→ **TAREFA A REALIZAR**
Edite as entradas da linha que contém "- tool-desc: Speed" até a linha que contém "- tool-title: Media", incluindo as duas, substituindo "Video Trimmer" por "Video Cutter" e deixando todo o resto inalterado.

Dados de anotação de caixas
----------

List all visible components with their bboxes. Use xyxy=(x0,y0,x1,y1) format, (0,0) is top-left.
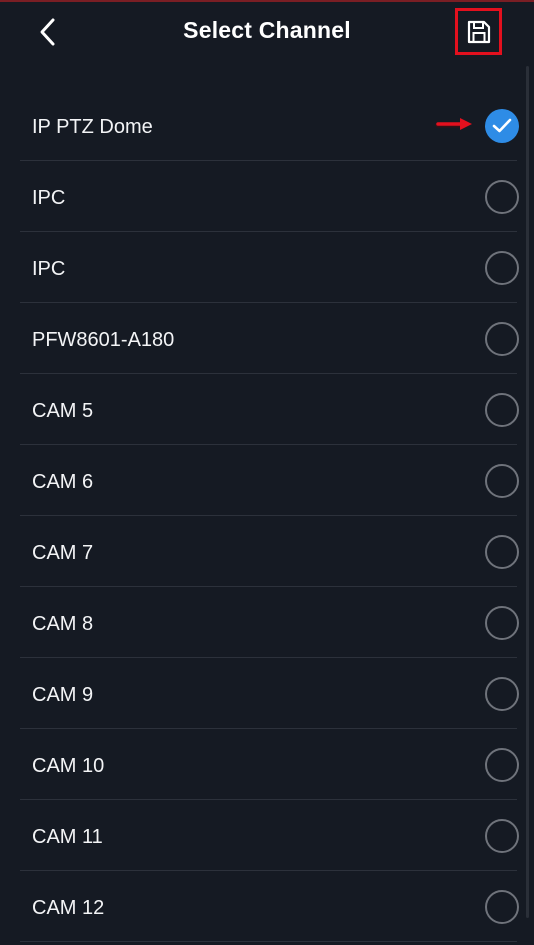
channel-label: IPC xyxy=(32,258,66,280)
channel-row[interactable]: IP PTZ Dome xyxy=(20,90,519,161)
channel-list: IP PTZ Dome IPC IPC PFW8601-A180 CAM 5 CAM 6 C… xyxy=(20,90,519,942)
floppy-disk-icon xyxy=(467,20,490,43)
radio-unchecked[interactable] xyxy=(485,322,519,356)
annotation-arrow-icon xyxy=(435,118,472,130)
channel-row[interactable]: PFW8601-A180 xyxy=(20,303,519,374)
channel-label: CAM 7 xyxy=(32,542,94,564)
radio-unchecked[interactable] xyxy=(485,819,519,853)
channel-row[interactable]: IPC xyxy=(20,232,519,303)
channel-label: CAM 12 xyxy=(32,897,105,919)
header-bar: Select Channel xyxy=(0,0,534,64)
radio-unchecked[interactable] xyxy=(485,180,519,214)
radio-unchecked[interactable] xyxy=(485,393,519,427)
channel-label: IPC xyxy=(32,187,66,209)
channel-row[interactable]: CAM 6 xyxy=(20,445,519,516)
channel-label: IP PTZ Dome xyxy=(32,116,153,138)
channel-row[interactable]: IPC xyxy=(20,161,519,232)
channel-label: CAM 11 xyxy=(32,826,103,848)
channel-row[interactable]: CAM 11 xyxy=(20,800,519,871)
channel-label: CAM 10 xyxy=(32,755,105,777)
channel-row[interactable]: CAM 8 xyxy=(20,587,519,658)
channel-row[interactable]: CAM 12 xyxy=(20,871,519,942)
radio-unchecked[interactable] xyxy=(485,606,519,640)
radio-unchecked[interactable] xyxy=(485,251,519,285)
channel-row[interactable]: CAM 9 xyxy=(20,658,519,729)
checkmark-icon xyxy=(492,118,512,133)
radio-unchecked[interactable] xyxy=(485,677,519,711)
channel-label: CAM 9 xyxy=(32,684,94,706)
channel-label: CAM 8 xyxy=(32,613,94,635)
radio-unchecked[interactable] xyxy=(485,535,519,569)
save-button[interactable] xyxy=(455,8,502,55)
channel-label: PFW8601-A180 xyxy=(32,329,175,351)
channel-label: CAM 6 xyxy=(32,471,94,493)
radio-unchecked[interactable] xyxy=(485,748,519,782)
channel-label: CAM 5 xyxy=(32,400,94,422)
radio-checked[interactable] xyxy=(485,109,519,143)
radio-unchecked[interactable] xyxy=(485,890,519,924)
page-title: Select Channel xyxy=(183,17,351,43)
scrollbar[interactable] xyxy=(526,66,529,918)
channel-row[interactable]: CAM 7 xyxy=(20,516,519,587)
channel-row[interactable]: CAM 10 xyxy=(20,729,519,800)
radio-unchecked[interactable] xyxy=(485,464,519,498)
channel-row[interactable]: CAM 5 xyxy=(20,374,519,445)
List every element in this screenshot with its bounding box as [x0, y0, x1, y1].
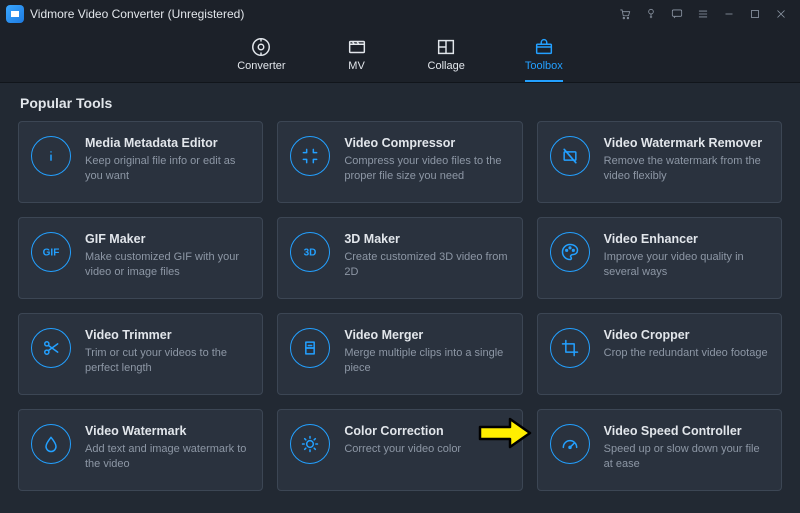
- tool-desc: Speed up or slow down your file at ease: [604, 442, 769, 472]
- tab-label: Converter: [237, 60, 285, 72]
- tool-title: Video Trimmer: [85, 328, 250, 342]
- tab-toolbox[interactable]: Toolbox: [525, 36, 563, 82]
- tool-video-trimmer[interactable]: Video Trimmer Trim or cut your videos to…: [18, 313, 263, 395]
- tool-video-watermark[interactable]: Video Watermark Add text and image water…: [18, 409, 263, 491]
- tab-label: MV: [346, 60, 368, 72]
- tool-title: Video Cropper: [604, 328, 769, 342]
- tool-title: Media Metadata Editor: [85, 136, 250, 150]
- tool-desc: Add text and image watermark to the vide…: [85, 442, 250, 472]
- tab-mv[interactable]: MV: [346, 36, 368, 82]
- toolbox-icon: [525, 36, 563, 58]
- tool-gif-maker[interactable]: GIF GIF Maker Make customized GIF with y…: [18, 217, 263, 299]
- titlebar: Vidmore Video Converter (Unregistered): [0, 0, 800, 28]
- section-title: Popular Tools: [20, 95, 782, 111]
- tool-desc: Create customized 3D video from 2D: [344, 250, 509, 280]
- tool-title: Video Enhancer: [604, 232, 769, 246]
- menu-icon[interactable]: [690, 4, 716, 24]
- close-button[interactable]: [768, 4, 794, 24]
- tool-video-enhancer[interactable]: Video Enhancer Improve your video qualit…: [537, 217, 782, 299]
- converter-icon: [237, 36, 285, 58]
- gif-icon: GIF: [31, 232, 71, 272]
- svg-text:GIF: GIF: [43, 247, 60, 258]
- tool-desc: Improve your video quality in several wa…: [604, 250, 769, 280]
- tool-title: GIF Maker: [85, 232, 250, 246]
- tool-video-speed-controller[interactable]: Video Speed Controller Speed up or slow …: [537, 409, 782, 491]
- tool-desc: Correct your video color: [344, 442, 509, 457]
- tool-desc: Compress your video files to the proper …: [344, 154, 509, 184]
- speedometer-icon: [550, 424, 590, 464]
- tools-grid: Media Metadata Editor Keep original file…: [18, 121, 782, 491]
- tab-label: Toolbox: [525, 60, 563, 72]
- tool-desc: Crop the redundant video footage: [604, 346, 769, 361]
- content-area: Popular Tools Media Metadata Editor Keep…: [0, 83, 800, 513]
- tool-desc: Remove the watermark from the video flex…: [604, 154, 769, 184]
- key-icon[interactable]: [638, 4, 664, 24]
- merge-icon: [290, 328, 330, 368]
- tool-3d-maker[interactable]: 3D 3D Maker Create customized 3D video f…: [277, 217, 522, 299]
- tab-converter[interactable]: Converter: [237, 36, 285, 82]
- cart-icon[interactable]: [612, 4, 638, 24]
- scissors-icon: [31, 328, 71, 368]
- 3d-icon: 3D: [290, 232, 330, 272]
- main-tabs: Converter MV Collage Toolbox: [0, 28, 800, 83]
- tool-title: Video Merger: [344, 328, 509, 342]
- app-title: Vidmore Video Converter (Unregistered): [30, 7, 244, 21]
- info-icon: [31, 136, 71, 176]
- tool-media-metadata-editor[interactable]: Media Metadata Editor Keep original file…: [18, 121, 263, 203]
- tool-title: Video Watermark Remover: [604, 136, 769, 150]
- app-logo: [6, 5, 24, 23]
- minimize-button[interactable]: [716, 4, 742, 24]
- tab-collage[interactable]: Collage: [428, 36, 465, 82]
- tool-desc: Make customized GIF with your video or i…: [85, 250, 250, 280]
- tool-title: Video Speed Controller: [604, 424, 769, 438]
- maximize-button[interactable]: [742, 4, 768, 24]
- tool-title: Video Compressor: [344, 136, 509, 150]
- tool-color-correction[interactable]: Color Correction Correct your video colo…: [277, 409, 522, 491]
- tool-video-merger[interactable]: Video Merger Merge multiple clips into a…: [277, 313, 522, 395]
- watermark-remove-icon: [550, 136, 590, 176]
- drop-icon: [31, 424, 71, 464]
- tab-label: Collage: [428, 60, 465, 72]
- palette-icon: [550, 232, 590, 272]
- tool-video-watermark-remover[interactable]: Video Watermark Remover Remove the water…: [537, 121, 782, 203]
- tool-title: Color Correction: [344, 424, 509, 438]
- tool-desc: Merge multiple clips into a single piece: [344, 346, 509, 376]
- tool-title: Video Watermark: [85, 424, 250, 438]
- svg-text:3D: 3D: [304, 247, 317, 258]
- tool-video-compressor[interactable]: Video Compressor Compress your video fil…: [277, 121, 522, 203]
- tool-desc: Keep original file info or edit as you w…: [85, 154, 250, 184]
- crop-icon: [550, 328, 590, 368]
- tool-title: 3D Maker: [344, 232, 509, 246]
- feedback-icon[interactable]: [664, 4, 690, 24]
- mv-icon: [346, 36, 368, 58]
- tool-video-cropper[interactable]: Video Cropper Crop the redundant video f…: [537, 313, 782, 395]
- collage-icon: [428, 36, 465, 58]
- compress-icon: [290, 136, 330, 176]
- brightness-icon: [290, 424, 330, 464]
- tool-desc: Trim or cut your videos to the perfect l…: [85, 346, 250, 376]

----------

→ **RESULTADO DO EXERCÍCIO**
- tool-desc: Speed up or slow down your file at ease: [604, 442, 769, 472]
- tab-label: Converter: [237, 60, 285, 72]
- tool-title: Video Cutter: [85, 328, 250, 342]
- tab-toolbox[interactable]: Toolbox: [525, 36, 563, 82]
- tool-video-trimmer[interactable]: Video Cutter Trim or cut your videos to…: [18, 313, 263, 395]
- tool-video-watermark[interactable]: Video Watermark Add text and image water…: [18, 409, 263, 491]
- tab-label: MV: [346, 60, 368, 72]
- tool-title: Video Cropper: [604, 328, 769, 342]
- tool-title: Media Metadata Editor: [85, 136, 250, 150]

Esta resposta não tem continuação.